Objective: Extract the full listing verbatim and drop any pictures from your copy.

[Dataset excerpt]
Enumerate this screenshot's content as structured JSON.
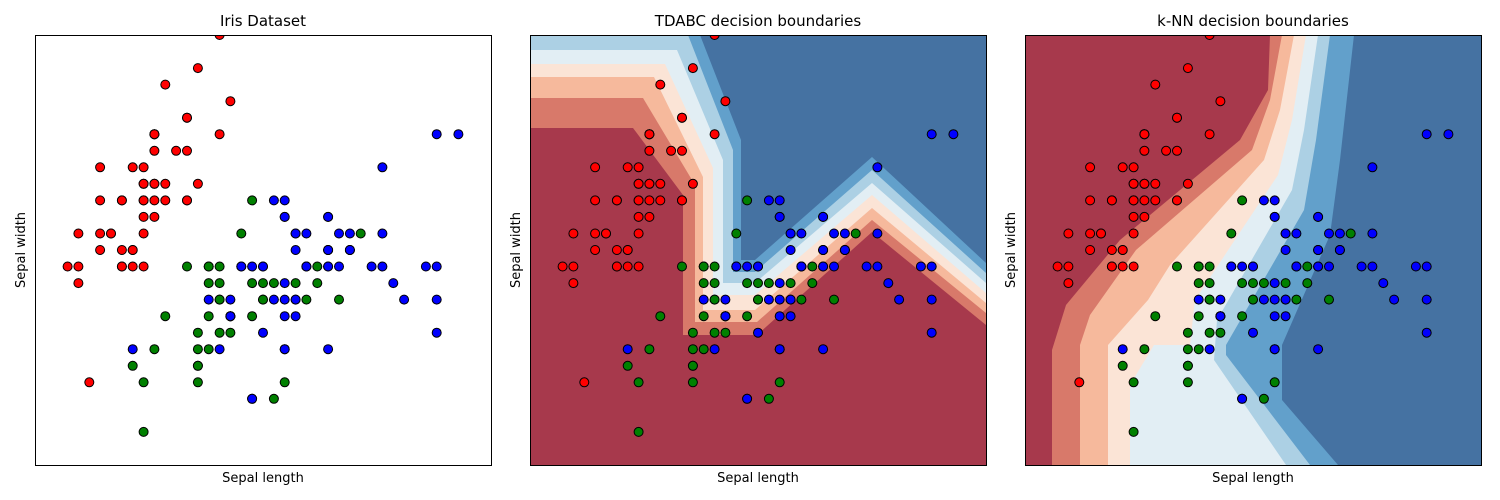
{
  "colors": {
    "class_a": "#ff0000",
    "class_b": "#008000",
    "class_c": "#0000ff",
    "marker_edge": "#000000",
    "boundary_levels": [
      "#a7394c",
      "#d8796a",
      "#f6b99c",
      "#fbe4d6",
      "#e2eef4",
      "#acd0e4",
      "#62a0cb",
      "#4572a2"
    ]
  },
  "chart_data": [
    {
      "type": "scatter",
      "title": "Iris Dataset",
      "xlabel": "Sepal length",
      "ylabel": "Sepal width",
      "xlim": [
        4.0,
        8.2
      ],
      "ylim": [
        1.8,
        4.4
      ],
      "ticks": "hidden",
      "background": "none"
    },
    {
      "type": "scatter",
      "title": "TDABC decision boundaries",
      "xlabel": "Sepal length",
      "ylabel": "Sepal width",
      "xlim": [
        4.0,
        8.2
      ],
      "ylim": [
        1.8,
        4.4
      ],
      "ticks": "hidden",
      "background": "decision-boundary"
    },
    {
      "type": "scatter",
      "title": "k-NN decision boundaries",
      "xlabel": "Sepal length",
      "ylabel": "Sepal width",
      "xlim": [
        4.0,
        8.2
      ],
      "ylim": [
        1.8,
        4.4
      ],
      "ticks": "hidden",
      "background": "decision-boundary"
    }
  ],
  "series": [
    {
      "class": "class_a",
      "points": [
        [
          5.1,
          3.5
        ],
        [
          4.9,
          3.0
        ],
        [
          4.7,
          3.2
        ],
        [
          4.6,
          3.1
        ],
        [
          5.0,
          3.6
        ],
        [
          5.4,
          3.9
        ],
        [
          4.6,
          3.4
        ],
        [
          5.0,
          3.4
        ],
        [
          4.4,
          2.9
        ],
        [
          4.9,
          3.1
        ],
        [
          5.4,
          3.7
        ],
        [
          4.8,
          3.4
        ],
        [
          4.8,
          3.0
        ],
        [
          4.3,
          3.0
        ],
        [
          5.8,
          4.0
        ],
        [
          5.7,
          4.4
        ],
        [
          5.4,
          3.9
        ],
        [
          5.1,
          3.5
        ],
        [
          5.7,
          3.8
        ],
        [
          5.1,
          3.8
        ],
        [
          5.4,
          3.4
        ],
        [
          5.1,
          3.7
        ],
        [
          4.6,
          3.6
        ],
        [
          5.1,
          3.3
        ],
        [
          4.8,
          3.4
        ],
        [
          5.0,
          3.0
        ],
        [
          5.0,
          3.4
        ],
        [
          5.2,
          3.5
        ],
        [
          5.2,
          3.4
        ],
        [
          4.7,
          3.2
        ],
        [
          4.8,
          3.1
        ],
        [
          5.4,
          3.4
        ],
        [
          5.2,
          4.1
        ],
        [
          5.5,
          4.2
        ],
        [
          4.9,
          3.1
        ],
        [
          5.0,
          3.2
        ],
        [
          5.5,
          3.5
        ],
        [
          4.9,
          3.6
        ],
        [
          4.4,
          3.0
        ],
        [
          5.1,
          3.4
        ],
        [
          5.0,
          3.5
        ],
        [
          4.5,
          2.3
        ],
        [
          4.4,
          3.2
        ],
        [
          5.0,
          3.5
        ],
        [
          5.1,
          3.8
        ],
        [
          4.8,
          3.0
        ],
        [
          5.1,
          3.8
        ],
        [
          4.6,
          3.2
        ],
        [
          5.3,
          3.7
        ],
        [
          5.0,
          3.3
        ]
      ]
    },
    {
      "class": "class_b",
      "points": [
        [
          7.0,
          3.2
        ],
        [
          6.4,
          3.2
        ],
        [
          6.9,
          3.1
        ],
        [
          5.5,
          2.3
        ],
        [
          6.5,
          2.8
        ],
        [
          5.7,
          2.8
        ],
        [
          6.3,
          3.3
        ],
        [
          4.9,
          2.4
        ],
        [
          6.6,
          2.9
        ],
        [
          5.2,
          2.7
        ],
        [
          5.0,
          2.0
        ],
        [
          5.9,
          3.0
        ],
        [
          6.0,
          2.2
        ],
        [
          6.1,
          2.9
        ],
        [
          5.6,
          2.9
        ],
        [
          6.7,
          3.1
        ],
        [
          5.6,
          3.0
        ],
        [
          5.8,
          2.7
        ],
        [
          6.2,
          2.2
        ],
        [
          5.6,
          2.5
        ],
        [
          5.9,
          3.2
        ],
        [
          6.1,
          2.8
        ],
        [
          6.3,
          2.5
        ],
        [
          6.1,
          2.8
        ],
        [
          6.4,
          2.9
        ],
        [
          6.6,
          3.0
        ],
        [
          6.8,
          2.8
        ],
        [
          6.7,
          3.0
        ],
        [
          6.0,
          2.9
        ],
        [
          5.7,
          2.6
        ],
        [
          5.5,
          2.4
        ],
        [
          5.5,
          2.4
        ],
        [
          5.8,
          2.7
        ],
        [
          6.0,
          2.7
        ],
        [
          5.4,
          3.0
        ],
        [
          6.0,
          3.4
        ],
        [
          6.7,
          3.1
        ],
        [
          6.3,
          2.3
        ],
        [
          5.6,
          3.0
        ],
        [
          5.5,
          2.5
        ],
        [
          5.5,
          2.6
        ],
        [
          6.1,
          3.0
        ],
        [
          5.8,
          2.6
        ],
        [
          5.0,
          2.3
        ],
        [
          5.6,
          2.7
        ],
        [
          5.7,
          3.0
        ],
        [
          5.7,
          2.9
        ],
        [
          6.2,
          2.9
        ],
        [
          5.1,
          2.5
        ],
        [
          5.7,
          2.8
        ]
      ]
    },
    {
      "class": "class_c",
      "points": [
        [
          6.3,
          3.3
        ],
        [
          5.8,
          2.7
        ],
        [
          7.1,
          3.0
        ],
        [
          6.3,
          2.9
        ],
        [
          6.5,
          3.0
        ],
        [
          7.6,
          3.0
        ],
        [
          4.9,
          2.5
        ],
        [
          7.3,
          2.9
        ],
        [
          6.7,
          2.5
        ],
        [
          7.2,
          3.6
        ],
        [
          6.5,
          3.2
        ],
        [
          6.4,
          2.7
        ],
        [
          6.8,
          3.0
        ],
        [
          5.7,
          2.5
        ],
        [
          5.8,
          2.8
        ],
        [
          6.4,
          3.2
        ],
        [
          6.5,
          3.0
        ],
        [
          7.7,
          3.8
        ],
        [
          7.7,
          2.6
        ],
        [
          6.0,
          2.2
        ],
        [
          6.9,
          3.2
        ],
        [
          5.6,
          2.8
        ],
        [
          7.7,
          2.8
        ],
        [
          6.3,
          2.7
        ],
        [
          6.7,
          3.3
        ],
        [
          7.2,
          3.2
        ],
        [
          6.2,
          2.8
        ],
        [
          6.1,
          3.0
        ],
        [
          6.4,
          2.8
        ],
        [
          7.2,
          3.0
        ],
        [
          7.4,
          2.8
        ],
        [
          7.9,
          3.8
        ],
        [
          6.4,
          2.8
        ],
        [
          6.3,
          2.8
        ],
        [
          6.1,
          2.6
        ],
        [
          7.7,
          3.0
        ],
        [
          6.3,
          3.4
        ],
        [
          6.4,
          3.1
        ],
        [
          6.0,
          3.0
        ],
        [
          6.9,
          3.1
        ],
        [
          6.7,
          3.1
        ],
        [
          6.9,
          3.1
        ],
        [
          5.8,
          2.7
        ],
        [
          6.8,
          3.2
        ],
        [
          6.7,
          3.3
        ],
        [
          6.7,
          3.0
        ],
        [
          6.3,
          2.5
        ],
        [
          6.5,
          3.0
        ],
        [
          6.2,
          3.4
        ],
        [
          5.9,
          3.0
        ]
      ]
    }
  ]
}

Task result:
Enumerate this screenshot's content as structured JSON.
{
  "colors": {
    "class_a": "#ff0000",
    "class_b": "#008000",
    "class_c": "#0000ff",
    "marker_edge": "#000000",
    "boundary_levels": [
      "#a7394c",
      "#d8796a",
      "#f6b99c",
      "#fbe4d6",
      "#e2eef4",
      "#acd0e4",
      "#62a0cb",
      "#4572a2"
    ]
  },
  "chart_data": [
    {
      "type": "scatter",
      "title": "Iris Dataset",
      "xlabel": "Sepal length",
      "ylabel": "Sepal width",
      "xlim": [
        4.0,
        8.2
      ],
      "ylim": [
        1.8,
        4.4
      ],
      "ticks": "hidden",
      "background": "none"
    },
    {
      "type": "scatter",
      "title": "TDABC decision boundaries",
      "xlabel": "Sepal length",
      "ylabel": "Sepal width",
      "xlim": [
        4.0,
        8.2
      ],
      "ylim": [
        1.8,
        4.4
      ],
      "ticks": "hidden",
      "background": "decision-boundary"
    },
    {
      "type": "scatter",
      "title": "k-NN decision boundaries",
      "xlabel": "Sepal length",
      "ylabel": "Sepal width",
      "xlim": [
        4.0,
        8.2
      ],
      "ylim": [
        1.8,
        4.4
      ],
      "ticks": "hidden",
      "background": "decision-boundary"
    }
  ],
  "series": [
    {
      "class": "class_a",
      "points": [
        [
          5.1,
          3.5
        ],
        [
          4.9,
          3.0
        ],
        [
          4.7,
          3.2
        ],
        [
          4.6,
          3.1
        ],
        [
          5.0,
          3.6
        ],
        [
          5.4,
          3.9
        ],
        [
          4.6,
          3.4
        ],
        [
          5.0,
          3.4
        ],
        [
          4.4,
          2.9
        ],
        [
          4.9,
          3.1
        ],
        [
          5.4,
          3.7
        ],
        [
          4.8,
          3.4
        ],
        [
          4.8,
          3.0
        ],
        [
          4.3,
          3.0
        ],
        [
          5.8,
          4.0
        ],
        [
          5.7,
          4.4
        ],
        [
          5.4,
          3.9
        ],
        [
          5.1,
          3.5
        ],
        [
          5.7,
          3.8
        ],
        [
          5.1,
          3.8
        ],
        [
          5.4,
          3.4
        ],
        [
          5.1,
          3.7
        ],
        [
          4.6,
          3.6
        ],
        [
          5.1,
          3.3
        ],
        [
          4.8,
          3.4
        ],
        [
          5.0,
          3.0
        ],
        [
          5.0,
          3.4
        ],
        [
          5.2,
          3.5
        ],
        [
          5.2,
          3.4
        ],
        [
          4.7,
          3.2
        ],
        [
          4.8,
          3.1
        ],
        [
          5.4,
          3.4
        ],
        [
          5.2,
          4.1
        ],
        [
          5.5,
          4.2
        ],
        [
          4.9,
          3.1
        ],
        [
          5.0,
          3.2
        ],
        [
          5.5,
          3.5
        ],
        [
          4.9,
          3.6
        ],
        [
          4.4,
          3.0
        ],
        [
          5.1,
          3.4
        ],
        [
          5.0,
          3.5
        ],
        [
          4.5,
          2.3
        ],
        [
          4.4,
          3.2
        ],
        [
          5.0,
          3.5
        ],
        [
          5.1,
          3.8
        ],
        [
          4.8,
          3.0
        ],
        [
          5.1,
          3.8
        ],
        [
          4.6,
          3.2
        ],
        [
          5.3,
          3.7
        ],
        [
          5.0,
          3.3
        ]
      ]
    },
    {
      "class": "class_b",
      "points": [
        [
          7.0,
          3.2
        ],
        [
          6.4,
          3.2
        ],
        [
          6.9,
          3.1
        ],
        [
          5.5,
          2.3
        ],
        [
          6.5,
          2.8
        ],
        [
          5.7,
          2.8
        ],
        [
          6.3,
          3.3
        ],
        [
          4.9,
          2.4
        ],
        [
          6.6,
          2.9
        ],
        [
          5.2,
          2.7
        ],
        [
          5.0,
          2.0
        ],
        [
          5.9,
          3.0
        ],
        [
          6.0,
          2.2
        ],
        [
          6.1,
          2.9
        ],
        [
          5.6,
          2.9
        ],
        [
          6.7,
          3.1
        ],
        [
          5.6,
          3.0
        ],
        [
          5.8,
          2.7
        ],
        [
          6.2,
          2.2
        ],
        [
          5.6,
          2.5
        ],
        [
          5.9,
          3.2
        ],
        [
          6.1,
          2.8
        ],
        [
          6.3,
          2.5
        ],
        [
          6.1,
          2.8
        ],
        [
          6.4,
          2.9
        ],
        [
          6.6,
          3.0
        ],
        [
          6.8,
          2.8
        ],
        [
          6.7,
          3.0
        ],
        [
          6.0,
          2.9
        ],
        [
          5.7,
          2.6
        ],
        [
          5.5,
          2.4
        ],
        [
          5.5,
          2.4
        ],
        [
          5.8,
          2.7
        ],
        [
          6.0,
          2.7
        ],
        [
          5.4,
          3.0
        ],
        [
          6.0,
          3.4
        ],
        [
          6.7,
          3.1
        ],
        [
          6.3,
          2.3
        ],
        [
          5.6,
          3.0
        ],
        [
          5.5,
          2.5
        ],
        [
          5.5,
          2.6
        ],
        [
          6.1,
          3.0
        ],
        [
          5.8,
          2.6
        ],
        [
          5.0,
          2.3
        ],
        [
          5.6,
          2.7
        ],
        [
          5.7,
          3.0
        ],
        [
          5.7,
          2.9
        ],
        [
          6.2,
          2.9
        ],
        [
          5.1,
          2.5
        ],
        [
          5.7,
          2.8
        ]
      ]
    },
    {
      "class": "class_c",
      "points": [
        [
          6.3,
          3.3
        ],
        [
          5.8,
          2.7
        ],
        [
          7.1,
          3.0
        ],
        [
          6.3,
          2.9
        ],
        [
          6.5,
          3.0
        ],
        [
          7.6,
          3.0
        ],
        [
          4.9,
          2.5
        ],
        [
          7.3,
          2.9
        ],
        [
          6.7,
          2.5
        ],
        [
          7.2,
          3.6
        ],
        [
          6.5,
          3.2
        ],
        [
          6.4,
          2.7
        ],
        [
          6.8,
          3.0
        ],
        [
          5.7,
          2.5
        ],
        [
          5.8,
          2.8
        ],
        [
          6.4,
          3.2
        ],
        [
          6.5,
          3.0
        ],
        [
          7.7,
          3.8
        ],
        [
          7.7,
          2.6
        ],
        [
          6.0,
          2.2
        ],
        [
          6.9,
          3.2
        ],
        [
          5.6,
          2.8
        ],
        [
          7.7,
          2.8
        ],
        [
          6.3,
          2.7
        ],
        [
          6.7,
          3.3
        ],
        [
          7.2,
          3.2
        ],
        [
          6.2,
          2.8
        ],
        [
          6.1,
          3.0
        ],
        [
          6.4,
          2.8
        ],
        [
          7.2,
          3.0
        ],
        [
          7.4,
          2.8
        ],
        [
          7.9,
          3.8
        ],
        [
          6.4,
          2.8
        ],
        [
          6.3,
          2.8
        ],
        [
          6.1,
          2.6
        ],
        [
          7.7,
          3.0
        ],
        [
          6.3,
          3.4
        ],
        [
          6.4,
          3.1
        ],
        [
          6.0,
          3.0
        ],
        [
          6.9,
          3.1
        ],
        [
          6.7,
          3.1
        ],
        [
          6.9,
          3.1
        ],
        [
          5.8,
          2.7
        ],
        [
          6.8,
          3.2
        ],
        [
          6.7,
          3.3
        ],
        [
          6.7,
          3.0
        ],
        [
          6.3,
          2.5
        ],
        [
          6.5,
          3.0
        ],
        [
          6.2,
          3.4
        ],
        [
          5.9,
          3.0
        ]
      ]
    }
  ]
}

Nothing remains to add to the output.